◆ **TE DOEN**:
1. Hoeveel smokkelaars zijn volgens de tekst over drugskoeriers en hennepteelt van 1 januari t/m 30 mei 2007 aangetroffen op vluchten uit West-Afrikaanse landen?
2. Welke West-Afrikaanse landen noemt de tekst over drugskoeriers en hennepteelt bij naam? Geef ze allemaal.
3. Schrijf de tekst over drugskoeriers en hennepteelt verder na de laatste zin.

◆ **BRONDOCUMENT**:
________________________________________
Kan de regering nader toelichten op welke informatie de veronderstelling, dat «het gebruik van vluchten vanuit Westelijk Afrika door drugskoeriers in opkomst lijkt te zijn» wordt gebaseerd? Om welke specifieke luchthavens, landen en routes gaat het? Is er inzicht in de omvang van het gebruik van deze vluchten?

De informatie is afkomstig van het monitoren van de vluchten die niet in de 100% controles vallen, het aantal aanhoudingen op Schiphol door het Schipholteam (Douane en KMar) en van internationale opsporings- en informatiediensten. Uit de aanhoudingscijfers op Schiphol van 1 januari t/m 30 mei 2007 blijkt dat op vluchten uit diverse West-Afrikaanse landen, o.a. Ghana, Nigeria, Gambia en Benin, ongeveer 65 smokkelaars zijn aangetroffen. Vergelijking van de laatste drie maanden van 2006 met de eerste drie maanden van 2007 duidt op een stijging, echter de getallen zijn te klein en de periode te kort om te kunnen spreken van een trend.

61

Welke meerwaarde heeft de pilot «Hennepteelt en Georganiseerde criminaliteit» voor arrondissementen buiten Roermond?

Die meerwaarde van de pilot – buiten Roermond – heeft betrekking op twee aspecten.

In de eerste plaats berust weliswaar de regie over de pilot bij het arrondissement Roermond, maar participeren nu reeds ook andere (zuidelijke) arrondissementen. De politieregio’s Limburg-Zuid, Brabant Zuid-Oost en Brabant-Noord, alsmede de arrondissementen waaronder zij ressorteren, maken deel uit van de pilot.
________________________________________
(Itemposities)
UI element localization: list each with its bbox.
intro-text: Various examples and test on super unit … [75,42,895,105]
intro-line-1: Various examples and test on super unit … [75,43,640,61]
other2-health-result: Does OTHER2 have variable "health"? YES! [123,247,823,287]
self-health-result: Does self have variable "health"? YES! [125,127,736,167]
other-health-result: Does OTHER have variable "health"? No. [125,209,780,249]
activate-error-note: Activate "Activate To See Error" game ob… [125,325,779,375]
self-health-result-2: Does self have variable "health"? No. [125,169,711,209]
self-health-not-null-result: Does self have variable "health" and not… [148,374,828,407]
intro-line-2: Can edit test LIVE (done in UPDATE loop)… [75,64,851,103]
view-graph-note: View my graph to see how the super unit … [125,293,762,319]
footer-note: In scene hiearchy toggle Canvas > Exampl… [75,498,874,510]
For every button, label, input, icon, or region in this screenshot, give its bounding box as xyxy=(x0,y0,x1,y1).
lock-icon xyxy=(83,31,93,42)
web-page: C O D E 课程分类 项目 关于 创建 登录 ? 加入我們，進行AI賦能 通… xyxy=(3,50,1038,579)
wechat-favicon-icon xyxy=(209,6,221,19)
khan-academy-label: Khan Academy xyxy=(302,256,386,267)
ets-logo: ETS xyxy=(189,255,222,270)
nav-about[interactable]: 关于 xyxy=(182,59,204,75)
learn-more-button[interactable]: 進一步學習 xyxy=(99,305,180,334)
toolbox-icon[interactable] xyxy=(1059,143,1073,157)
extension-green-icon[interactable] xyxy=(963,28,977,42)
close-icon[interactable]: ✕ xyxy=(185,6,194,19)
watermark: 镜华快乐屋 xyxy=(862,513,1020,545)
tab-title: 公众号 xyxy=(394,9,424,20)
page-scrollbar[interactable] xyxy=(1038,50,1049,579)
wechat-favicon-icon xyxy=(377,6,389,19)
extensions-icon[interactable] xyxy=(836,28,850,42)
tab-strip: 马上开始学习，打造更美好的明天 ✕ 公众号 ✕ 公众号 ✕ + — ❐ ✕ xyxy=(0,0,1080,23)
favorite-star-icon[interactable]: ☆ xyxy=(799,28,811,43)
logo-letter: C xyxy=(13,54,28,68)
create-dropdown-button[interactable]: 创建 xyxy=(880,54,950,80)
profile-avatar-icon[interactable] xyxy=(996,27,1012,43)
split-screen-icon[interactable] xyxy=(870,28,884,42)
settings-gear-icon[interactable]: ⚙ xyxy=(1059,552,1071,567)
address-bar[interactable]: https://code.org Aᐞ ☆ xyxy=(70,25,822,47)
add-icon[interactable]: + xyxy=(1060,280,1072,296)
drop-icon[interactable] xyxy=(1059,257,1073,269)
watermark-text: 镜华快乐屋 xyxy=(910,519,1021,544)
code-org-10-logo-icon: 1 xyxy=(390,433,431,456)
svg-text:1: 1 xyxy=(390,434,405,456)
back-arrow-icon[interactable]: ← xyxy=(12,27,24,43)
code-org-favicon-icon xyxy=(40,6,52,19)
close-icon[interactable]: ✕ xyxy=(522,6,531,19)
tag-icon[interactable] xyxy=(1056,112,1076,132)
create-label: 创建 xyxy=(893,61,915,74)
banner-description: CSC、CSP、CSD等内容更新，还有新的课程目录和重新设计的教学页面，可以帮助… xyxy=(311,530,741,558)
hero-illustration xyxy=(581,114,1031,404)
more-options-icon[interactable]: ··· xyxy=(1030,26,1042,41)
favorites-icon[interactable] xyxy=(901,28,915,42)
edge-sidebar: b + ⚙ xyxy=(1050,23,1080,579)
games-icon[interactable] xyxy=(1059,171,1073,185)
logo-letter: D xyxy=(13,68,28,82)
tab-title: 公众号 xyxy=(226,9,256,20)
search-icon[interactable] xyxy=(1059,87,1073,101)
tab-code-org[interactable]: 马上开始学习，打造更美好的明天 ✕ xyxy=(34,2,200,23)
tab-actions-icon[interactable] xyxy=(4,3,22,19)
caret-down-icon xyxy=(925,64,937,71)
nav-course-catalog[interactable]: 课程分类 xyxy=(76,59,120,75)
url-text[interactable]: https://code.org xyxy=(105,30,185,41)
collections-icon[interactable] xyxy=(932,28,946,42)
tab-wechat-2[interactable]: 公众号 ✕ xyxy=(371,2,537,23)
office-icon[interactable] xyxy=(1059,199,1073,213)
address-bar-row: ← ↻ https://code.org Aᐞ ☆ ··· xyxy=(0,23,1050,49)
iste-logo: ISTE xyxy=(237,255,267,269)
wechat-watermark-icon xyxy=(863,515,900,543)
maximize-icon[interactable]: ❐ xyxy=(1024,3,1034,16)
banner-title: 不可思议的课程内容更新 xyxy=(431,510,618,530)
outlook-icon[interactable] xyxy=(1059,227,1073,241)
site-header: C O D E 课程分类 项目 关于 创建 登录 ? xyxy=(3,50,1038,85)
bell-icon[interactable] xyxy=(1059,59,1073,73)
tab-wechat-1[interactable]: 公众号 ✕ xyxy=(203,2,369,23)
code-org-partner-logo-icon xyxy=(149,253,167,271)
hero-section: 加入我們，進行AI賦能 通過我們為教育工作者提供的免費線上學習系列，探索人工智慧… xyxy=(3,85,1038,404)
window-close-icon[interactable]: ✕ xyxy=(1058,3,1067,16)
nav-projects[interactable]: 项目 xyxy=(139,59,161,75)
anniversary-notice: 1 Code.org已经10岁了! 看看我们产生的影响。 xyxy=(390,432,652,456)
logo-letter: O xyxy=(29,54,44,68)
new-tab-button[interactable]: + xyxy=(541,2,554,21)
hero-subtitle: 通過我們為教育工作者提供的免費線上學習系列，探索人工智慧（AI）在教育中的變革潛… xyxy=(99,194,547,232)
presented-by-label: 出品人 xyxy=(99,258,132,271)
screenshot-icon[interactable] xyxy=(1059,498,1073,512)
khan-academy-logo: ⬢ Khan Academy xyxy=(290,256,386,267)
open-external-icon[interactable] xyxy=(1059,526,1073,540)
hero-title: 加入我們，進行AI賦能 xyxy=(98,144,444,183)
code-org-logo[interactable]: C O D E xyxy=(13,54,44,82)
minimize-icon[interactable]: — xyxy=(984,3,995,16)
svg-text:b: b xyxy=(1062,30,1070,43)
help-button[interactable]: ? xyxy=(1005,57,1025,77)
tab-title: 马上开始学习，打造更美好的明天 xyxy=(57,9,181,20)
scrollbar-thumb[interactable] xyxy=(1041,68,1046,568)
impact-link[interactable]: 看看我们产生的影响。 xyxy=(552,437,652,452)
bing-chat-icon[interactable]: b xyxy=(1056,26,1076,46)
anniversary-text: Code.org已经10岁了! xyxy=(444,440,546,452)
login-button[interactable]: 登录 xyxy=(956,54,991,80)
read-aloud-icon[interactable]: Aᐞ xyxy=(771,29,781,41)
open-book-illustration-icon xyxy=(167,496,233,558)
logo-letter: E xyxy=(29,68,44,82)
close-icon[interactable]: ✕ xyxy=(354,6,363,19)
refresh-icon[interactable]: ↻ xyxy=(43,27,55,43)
________________________________________
◆ **RESULTATEN OEFENING**:
1. Ongeveer 65.

2. Ghana, Nigeria, Gambia en Benin.

3.
In de tweede plaats is de pilot opgezet om daarbinnen interventiemethoden te ontwikkelen en te beproeven en om die vervolgens te evalueren, ook met het oog op bredere toepassing daarvan.

62

Vindt de gemeente Maastricht de € 31 000,– voldoende om de pilot «Ingezetenenencriterium» goed te kunnen uitvoeren? Zo neen, wat zou volgens deze gemeente nodig zijn?

Tussen het ministerie van Justitie en de gemeente Maastricht zijn in 2005 afspraken gemaakt over de grondslag, voorwaarden en doelstellingen van de «project-proef invoering ingezetencriterium coffeeshops Maastricht». Afgesproken is onder andere dat eenmalig subsidie verleend zou worden voor de uitvoering van dit project. Uitgangspunt voor het vaststellen van het subsidiebedrag op € 31 215 was de door de gemeente Maastricht bij het projectplan gevoegde begroting.

63

Wanneer kan de uitspraak van het Europese Hof van Justitie inzake de toelaatbaarheid van het beperken van de toegang tot coffeeshops tot ingezetenen van Nederland worden verwacht en wat gebeurt er in de tussentijd om drugstoerisme tegen te gaan?

Zolang geen procedure bij het Europese Hof van Justitie aanhangig is gemaakt, is geen inschatting te maken van de termijn waarbinnen een uitspraak verwacht kan worden.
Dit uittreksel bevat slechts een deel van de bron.